Material for the task:
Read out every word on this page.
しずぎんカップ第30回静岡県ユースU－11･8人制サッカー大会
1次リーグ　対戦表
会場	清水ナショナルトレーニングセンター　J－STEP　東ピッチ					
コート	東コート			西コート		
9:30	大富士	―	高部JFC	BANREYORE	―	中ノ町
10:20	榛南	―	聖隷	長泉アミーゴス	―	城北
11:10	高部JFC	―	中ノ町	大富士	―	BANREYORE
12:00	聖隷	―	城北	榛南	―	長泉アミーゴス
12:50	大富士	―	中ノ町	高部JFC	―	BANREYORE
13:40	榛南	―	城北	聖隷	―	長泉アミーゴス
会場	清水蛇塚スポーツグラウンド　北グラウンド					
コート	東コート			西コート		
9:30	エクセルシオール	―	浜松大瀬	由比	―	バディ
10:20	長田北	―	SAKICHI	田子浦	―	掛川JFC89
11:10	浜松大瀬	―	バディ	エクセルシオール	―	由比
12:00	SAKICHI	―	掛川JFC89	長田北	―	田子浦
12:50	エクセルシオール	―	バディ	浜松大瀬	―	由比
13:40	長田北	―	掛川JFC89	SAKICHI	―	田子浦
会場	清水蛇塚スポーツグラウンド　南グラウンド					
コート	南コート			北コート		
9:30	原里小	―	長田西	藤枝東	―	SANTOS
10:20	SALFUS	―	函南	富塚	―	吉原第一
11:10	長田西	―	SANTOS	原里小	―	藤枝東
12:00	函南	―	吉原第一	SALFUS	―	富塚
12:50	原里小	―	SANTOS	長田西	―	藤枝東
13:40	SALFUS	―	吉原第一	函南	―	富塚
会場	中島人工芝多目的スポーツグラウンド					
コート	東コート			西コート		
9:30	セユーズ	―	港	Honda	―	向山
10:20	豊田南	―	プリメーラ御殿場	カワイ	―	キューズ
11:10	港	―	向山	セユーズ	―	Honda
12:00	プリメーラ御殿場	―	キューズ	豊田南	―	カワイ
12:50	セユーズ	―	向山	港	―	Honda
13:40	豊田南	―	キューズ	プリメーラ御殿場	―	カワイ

Prompt:
Copy out every line in the entries above that holds "Honda".

In response:
9:30	セユーズ	―	港	Honda	―	向山
11:10	港	―	向山	セユーズ	―	Honda
12:50	セユーズ	―	向山	港	―	Honda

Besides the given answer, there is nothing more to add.